__Exercise__.
Copy out every line in which the string "dewpoint" occurs.

__Entries provided__.
※ ※ ※
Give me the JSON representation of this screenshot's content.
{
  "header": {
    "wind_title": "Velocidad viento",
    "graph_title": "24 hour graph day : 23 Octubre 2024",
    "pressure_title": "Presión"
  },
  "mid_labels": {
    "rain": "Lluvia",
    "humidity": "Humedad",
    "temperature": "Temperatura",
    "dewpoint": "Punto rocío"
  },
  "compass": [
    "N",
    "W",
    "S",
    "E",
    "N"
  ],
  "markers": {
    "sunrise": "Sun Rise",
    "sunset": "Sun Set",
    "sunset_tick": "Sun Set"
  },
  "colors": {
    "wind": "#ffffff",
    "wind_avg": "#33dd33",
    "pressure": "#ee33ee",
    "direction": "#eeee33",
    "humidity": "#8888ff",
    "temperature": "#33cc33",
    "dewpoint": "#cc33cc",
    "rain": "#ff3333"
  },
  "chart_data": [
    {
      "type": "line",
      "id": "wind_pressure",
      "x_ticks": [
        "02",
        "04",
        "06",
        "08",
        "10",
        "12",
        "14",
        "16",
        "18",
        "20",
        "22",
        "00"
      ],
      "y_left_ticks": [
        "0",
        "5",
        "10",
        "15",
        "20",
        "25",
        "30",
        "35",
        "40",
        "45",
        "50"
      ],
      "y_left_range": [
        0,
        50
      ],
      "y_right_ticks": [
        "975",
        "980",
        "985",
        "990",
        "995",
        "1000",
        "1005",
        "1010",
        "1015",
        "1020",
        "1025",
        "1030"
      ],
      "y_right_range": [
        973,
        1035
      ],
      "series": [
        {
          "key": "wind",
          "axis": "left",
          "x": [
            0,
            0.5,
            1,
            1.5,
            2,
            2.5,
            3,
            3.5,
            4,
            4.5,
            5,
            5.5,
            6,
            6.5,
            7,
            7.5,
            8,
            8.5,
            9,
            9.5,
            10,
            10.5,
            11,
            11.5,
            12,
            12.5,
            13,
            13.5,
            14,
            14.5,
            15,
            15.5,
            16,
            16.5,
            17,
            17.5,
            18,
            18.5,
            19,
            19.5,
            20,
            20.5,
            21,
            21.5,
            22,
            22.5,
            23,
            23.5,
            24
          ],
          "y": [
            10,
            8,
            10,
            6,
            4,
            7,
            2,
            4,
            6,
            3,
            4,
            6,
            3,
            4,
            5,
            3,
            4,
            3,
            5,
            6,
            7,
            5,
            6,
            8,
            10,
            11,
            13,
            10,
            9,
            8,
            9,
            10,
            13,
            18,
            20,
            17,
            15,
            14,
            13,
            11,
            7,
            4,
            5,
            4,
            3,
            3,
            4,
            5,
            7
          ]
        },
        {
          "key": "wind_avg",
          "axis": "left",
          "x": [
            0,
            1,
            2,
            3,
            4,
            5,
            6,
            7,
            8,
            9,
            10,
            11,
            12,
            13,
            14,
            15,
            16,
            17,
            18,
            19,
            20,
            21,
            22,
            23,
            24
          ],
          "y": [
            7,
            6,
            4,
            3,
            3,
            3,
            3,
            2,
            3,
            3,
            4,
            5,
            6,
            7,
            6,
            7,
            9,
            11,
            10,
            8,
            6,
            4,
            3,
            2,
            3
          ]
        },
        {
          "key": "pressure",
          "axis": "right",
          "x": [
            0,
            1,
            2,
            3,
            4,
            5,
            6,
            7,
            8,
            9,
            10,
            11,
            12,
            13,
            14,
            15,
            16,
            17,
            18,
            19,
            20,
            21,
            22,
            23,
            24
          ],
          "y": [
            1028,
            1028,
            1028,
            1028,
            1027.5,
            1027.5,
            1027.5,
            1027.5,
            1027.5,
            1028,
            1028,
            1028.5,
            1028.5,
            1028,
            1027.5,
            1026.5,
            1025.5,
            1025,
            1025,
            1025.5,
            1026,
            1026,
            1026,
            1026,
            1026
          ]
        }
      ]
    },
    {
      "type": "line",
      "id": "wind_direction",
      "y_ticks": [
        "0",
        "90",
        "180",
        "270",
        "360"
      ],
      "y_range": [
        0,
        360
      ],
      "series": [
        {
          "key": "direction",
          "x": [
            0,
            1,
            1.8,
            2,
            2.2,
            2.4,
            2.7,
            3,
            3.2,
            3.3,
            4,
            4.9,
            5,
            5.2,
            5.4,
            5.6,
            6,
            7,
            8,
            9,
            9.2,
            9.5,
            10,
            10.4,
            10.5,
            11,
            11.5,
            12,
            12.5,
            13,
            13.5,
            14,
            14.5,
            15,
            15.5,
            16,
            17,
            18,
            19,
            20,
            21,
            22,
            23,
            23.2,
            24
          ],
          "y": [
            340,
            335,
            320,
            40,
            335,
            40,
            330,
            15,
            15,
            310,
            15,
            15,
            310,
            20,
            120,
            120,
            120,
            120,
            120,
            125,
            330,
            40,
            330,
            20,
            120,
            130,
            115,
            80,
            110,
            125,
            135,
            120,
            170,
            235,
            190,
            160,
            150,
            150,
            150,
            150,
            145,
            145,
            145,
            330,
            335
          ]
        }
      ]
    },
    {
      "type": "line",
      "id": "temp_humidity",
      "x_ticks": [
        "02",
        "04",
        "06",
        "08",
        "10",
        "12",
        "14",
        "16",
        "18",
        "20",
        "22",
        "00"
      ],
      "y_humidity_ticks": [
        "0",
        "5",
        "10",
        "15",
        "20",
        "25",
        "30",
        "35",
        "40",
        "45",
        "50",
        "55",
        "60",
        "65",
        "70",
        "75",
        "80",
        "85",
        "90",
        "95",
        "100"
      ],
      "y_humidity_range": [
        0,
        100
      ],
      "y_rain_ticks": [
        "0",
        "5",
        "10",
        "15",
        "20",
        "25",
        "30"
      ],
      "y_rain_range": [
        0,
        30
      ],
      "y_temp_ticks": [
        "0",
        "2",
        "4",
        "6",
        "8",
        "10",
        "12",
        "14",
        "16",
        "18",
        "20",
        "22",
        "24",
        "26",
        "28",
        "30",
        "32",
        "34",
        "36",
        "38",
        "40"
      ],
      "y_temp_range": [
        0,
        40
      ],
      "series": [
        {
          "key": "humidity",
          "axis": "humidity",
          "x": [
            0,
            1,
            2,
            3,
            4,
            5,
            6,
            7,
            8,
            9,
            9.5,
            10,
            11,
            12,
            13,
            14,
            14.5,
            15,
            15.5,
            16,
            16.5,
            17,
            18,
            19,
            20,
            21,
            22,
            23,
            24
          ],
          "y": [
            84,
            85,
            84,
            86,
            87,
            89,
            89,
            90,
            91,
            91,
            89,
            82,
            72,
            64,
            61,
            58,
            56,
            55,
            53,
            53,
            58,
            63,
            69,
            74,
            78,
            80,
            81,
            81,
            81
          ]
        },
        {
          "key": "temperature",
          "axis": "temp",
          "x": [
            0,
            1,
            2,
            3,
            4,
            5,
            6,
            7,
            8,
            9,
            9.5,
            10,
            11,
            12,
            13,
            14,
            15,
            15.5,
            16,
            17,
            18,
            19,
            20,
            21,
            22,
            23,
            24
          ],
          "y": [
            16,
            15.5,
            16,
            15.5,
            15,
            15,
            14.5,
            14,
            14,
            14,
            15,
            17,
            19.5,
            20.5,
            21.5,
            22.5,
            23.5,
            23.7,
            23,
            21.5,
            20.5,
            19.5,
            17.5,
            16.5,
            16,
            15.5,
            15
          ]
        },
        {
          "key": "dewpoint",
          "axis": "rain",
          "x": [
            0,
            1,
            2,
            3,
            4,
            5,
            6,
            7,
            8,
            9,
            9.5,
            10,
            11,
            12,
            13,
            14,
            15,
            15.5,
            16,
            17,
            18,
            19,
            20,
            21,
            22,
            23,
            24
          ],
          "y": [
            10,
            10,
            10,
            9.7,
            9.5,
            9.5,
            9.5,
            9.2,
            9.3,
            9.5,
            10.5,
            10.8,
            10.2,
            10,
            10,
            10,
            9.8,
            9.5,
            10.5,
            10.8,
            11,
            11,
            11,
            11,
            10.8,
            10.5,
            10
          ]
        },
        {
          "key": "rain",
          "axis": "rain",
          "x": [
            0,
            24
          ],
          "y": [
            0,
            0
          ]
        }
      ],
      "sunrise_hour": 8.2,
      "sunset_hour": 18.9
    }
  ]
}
※ ※ ※
__Exercise response__.
    "dewpoint": "Punto rocío"
    "dewpoint": "#cc33cc",
          "key": "dewpoint",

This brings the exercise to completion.